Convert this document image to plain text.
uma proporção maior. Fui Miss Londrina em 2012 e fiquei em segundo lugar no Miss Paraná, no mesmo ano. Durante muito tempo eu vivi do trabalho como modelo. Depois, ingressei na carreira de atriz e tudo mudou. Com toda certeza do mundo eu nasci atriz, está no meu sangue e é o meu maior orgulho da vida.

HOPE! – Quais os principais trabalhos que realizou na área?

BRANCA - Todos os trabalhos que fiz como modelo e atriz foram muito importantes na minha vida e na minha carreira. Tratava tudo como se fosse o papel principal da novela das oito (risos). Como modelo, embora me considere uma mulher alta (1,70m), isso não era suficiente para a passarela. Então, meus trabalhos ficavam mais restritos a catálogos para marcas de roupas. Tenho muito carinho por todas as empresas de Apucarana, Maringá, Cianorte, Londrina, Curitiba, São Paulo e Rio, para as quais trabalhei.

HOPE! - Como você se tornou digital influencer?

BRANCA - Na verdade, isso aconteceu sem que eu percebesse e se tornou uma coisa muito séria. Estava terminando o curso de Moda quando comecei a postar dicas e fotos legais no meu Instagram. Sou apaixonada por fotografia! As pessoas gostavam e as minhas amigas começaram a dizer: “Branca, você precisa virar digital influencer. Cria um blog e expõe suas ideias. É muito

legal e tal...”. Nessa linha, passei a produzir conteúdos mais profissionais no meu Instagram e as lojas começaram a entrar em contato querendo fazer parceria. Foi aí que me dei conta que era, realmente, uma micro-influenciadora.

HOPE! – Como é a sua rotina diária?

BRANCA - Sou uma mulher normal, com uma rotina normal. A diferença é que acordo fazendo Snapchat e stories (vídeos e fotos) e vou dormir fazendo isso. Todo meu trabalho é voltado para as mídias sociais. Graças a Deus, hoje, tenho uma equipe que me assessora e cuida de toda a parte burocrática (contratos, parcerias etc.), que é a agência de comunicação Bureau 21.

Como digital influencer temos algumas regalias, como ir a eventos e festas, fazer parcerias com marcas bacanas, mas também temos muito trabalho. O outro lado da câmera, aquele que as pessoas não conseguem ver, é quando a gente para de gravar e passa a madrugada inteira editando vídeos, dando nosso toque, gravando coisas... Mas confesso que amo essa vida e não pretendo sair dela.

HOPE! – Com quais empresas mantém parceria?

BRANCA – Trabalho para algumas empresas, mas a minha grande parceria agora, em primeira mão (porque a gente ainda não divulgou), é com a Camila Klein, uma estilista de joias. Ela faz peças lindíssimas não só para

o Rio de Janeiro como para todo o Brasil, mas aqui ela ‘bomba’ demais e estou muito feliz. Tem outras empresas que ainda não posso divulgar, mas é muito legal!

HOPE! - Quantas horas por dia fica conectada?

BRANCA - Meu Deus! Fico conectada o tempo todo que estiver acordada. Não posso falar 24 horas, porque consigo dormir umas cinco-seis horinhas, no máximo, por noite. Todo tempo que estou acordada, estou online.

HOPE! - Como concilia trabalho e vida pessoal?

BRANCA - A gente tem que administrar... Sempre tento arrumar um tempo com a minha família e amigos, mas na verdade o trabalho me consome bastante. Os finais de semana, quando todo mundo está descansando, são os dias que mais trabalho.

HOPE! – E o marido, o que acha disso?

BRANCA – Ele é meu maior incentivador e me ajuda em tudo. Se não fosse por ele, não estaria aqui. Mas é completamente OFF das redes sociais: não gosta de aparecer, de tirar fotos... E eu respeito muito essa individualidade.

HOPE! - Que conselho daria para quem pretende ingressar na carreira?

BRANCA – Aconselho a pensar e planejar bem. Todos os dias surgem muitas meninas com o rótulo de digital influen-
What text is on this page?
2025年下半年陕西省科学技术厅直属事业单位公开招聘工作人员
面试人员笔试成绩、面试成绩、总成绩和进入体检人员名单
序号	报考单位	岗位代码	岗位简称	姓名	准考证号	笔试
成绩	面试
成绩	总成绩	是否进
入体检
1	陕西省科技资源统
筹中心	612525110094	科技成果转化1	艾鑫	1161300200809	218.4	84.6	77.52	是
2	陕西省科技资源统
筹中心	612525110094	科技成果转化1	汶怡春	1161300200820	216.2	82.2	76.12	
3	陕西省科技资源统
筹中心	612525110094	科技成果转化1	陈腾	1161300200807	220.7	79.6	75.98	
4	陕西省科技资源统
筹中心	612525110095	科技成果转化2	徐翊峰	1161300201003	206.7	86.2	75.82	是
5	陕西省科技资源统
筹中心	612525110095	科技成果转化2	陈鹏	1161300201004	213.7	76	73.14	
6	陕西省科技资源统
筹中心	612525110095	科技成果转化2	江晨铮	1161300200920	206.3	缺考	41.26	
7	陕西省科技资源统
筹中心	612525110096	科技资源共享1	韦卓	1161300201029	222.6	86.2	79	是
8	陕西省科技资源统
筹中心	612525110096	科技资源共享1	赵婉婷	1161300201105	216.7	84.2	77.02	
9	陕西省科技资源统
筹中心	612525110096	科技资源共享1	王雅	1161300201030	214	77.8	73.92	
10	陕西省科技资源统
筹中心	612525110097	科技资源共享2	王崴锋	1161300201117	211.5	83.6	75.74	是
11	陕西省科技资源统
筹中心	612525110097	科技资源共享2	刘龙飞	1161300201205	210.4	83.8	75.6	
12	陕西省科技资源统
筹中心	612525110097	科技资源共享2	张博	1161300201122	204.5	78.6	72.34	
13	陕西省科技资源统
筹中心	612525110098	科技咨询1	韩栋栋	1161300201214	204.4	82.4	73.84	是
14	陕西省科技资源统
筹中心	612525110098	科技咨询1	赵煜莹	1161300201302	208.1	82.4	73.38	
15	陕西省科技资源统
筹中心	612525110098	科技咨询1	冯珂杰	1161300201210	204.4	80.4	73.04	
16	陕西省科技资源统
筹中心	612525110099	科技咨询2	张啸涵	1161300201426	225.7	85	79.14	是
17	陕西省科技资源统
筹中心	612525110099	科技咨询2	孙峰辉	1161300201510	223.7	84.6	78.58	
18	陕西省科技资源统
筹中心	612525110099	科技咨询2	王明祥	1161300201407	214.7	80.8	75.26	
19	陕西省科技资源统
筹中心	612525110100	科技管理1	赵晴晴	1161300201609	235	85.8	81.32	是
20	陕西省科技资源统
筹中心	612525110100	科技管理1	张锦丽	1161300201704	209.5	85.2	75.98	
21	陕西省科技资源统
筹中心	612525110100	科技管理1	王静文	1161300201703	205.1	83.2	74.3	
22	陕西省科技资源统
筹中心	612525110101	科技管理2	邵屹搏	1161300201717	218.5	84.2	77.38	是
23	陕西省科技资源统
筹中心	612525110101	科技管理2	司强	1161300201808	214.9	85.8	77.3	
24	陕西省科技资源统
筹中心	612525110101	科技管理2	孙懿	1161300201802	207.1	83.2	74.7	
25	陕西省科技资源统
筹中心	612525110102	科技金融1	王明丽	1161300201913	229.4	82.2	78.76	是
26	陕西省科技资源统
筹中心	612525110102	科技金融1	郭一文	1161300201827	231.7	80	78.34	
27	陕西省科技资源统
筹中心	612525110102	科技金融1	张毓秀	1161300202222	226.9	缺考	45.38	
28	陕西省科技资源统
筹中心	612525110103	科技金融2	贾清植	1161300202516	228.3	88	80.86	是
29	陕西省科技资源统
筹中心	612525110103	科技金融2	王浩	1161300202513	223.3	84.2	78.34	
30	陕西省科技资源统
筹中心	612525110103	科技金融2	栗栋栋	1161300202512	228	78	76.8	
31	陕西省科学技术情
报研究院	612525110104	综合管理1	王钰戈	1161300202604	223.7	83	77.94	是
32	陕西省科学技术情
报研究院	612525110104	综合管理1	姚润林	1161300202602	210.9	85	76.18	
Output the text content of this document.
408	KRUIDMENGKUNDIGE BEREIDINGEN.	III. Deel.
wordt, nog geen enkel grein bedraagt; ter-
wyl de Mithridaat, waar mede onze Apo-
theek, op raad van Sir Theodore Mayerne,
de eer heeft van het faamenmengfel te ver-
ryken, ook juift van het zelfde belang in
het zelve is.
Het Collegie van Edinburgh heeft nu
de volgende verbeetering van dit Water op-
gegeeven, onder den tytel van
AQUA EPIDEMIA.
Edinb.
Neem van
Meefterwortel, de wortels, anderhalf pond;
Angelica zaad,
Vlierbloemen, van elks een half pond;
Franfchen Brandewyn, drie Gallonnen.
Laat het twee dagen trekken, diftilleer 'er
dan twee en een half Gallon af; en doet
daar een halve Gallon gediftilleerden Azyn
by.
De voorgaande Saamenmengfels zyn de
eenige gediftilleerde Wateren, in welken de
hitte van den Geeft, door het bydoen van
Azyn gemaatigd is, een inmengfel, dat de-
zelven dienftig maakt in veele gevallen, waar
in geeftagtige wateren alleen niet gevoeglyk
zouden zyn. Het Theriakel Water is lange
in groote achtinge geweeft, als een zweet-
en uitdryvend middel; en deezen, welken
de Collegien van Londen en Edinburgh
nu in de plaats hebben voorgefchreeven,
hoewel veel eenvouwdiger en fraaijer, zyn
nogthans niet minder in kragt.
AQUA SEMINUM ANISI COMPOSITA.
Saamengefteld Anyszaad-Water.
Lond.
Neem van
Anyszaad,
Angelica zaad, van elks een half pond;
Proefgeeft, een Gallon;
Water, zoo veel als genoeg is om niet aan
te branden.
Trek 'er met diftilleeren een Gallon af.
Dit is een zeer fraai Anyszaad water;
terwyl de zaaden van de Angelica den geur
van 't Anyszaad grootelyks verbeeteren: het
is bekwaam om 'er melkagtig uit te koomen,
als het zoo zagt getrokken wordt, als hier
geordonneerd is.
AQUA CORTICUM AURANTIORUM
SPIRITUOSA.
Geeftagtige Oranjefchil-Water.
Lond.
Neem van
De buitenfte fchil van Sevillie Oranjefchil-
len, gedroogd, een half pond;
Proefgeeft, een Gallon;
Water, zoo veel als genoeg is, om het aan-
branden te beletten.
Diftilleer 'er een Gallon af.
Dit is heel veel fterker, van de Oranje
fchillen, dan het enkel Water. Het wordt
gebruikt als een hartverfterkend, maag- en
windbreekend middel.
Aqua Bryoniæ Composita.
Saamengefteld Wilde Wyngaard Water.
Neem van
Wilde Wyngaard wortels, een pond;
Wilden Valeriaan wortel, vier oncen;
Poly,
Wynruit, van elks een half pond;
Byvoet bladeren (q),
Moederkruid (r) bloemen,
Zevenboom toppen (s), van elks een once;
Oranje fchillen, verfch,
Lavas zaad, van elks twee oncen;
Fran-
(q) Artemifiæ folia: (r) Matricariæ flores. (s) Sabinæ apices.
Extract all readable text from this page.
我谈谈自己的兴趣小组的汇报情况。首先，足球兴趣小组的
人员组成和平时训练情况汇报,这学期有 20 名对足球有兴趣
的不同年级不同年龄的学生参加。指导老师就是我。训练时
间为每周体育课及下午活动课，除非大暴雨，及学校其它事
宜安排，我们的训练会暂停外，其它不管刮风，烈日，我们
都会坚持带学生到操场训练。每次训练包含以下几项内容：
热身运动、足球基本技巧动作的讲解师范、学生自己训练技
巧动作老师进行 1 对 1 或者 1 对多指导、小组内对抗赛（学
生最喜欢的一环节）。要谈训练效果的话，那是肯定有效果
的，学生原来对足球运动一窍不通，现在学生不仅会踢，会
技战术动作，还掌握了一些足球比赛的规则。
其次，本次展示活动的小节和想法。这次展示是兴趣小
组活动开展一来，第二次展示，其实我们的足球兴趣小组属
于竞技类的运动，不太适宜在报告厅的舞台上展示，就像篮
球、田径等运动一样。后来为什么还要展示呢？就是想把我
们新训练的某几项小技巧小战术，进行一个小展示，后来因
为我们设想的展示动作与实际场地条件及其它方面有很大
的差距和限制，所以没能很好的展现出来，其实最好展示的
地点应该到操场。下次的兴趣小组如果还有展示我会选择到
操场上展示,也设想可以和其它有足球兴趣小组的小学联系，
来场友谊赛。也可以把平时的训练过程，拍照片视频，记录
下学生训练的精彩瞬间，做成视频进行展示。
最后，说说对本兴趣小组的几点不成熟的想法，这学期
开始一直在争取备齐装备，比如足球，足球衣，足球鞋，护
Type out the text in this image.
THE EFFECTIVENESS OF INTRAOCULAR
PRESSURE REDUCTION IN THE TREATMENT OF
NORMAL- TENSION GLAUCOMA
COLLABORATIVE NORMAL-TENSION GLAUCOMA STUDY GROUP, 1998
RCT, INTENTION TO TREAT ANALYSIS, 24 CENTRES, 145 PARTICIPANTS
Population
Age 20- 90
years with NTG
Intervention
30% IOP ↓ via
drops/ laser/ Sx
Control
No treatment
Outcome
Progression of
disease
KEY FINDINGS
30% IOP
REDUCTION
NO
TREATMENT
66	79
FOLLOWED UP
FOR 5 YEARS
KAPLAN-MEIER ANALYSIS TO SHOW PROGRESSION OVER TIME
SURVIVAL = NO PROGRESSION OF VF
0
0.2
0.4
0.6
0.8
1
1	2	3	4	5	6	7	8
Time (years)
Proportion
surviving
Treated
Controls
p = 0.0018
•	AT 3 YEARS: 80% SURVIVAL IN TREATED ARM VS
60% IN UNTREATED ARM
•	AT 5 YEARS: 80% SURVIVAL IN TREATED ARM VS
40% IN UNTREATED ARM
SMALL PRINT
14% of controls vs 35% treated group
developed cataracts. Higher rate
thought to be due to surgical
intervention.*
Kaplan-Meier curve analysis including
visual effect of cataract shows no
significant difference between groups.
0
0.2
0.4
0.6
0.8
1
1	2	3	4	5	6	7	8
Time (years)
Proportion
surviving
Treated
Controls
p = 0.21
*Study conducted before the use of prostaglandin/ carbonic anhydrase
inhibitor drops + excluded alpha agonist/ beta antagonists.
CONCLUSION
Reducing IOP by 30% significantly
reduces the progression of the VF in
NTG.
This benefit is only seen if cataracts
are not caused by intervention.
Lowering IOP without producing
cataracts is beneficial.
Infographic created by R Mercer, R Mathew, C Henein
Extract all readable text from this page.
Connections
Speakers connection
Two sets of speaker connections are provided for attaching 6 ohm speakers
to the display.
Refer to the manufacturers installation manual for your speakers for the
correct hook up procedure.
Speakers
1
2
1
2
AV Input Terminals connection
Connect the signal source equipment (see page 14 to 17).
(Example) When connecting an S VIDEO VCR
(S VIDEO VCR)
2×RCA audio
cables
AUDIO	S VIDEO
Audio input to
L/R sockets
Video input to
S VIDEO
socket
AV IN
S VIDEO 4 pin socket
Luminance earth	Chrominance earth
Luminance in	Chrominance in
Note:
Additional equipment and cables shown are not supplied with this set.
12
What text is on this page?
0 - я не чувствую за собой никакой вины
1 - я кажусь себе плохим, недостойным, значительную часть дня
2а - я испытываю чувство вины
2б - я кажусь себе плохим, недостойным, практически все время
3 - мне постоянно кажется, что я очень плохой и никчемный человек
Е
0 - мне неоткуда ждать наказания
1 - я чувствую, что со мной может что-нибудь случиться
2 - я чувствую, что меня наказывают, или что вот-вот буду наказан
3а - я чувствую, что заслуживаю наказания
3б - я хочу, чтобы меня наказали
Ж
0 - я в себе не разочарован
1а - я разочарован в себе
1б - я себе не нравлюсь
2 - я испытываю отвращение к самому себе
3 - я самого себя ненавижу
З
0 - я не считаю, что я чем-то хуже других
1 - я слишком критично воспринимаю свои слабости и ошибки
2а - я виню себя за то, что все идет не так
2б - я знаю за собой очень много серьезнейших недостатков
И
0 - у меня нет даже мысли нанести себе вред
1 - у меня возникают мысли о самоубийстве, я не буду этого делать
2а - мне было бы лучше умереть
------------------------------------
# Objective
Report each line in the data that holds the word "Londrina".

# Written reply
uma proporção maior. Fui Miss Londrina em 2012 e fiquei em segundo lugar no Miss Paraná, no mesmo ano. Durante muito tempo eu vivi do trabalho como modelo. Depois, ingressei na carreira de atriz e tudo mudou. Com toda certeza do mundo eu nasci atriz, está no meu sangue e é o meu maior orgulho da vida.
BRANCA - Todos os trabalhos que fiz como modelo e atriz foram muito importantes na minha vida e na minha carreira. Tratava tudo como se fosse o papel principal da novela das oito (risos). Como modelo, embora me considere uma mulher alta (1,70m), isso não era suficiente para a passarela. Então, meus trabalhos ficavam mais restritos a catálogos para marcas de roupas. Tenho muito carinho por todas as empresas de Apucarana, Maringá, Cianorte, Londrina, Curitiba, São Paulo e Rio, para as quais trabalhei.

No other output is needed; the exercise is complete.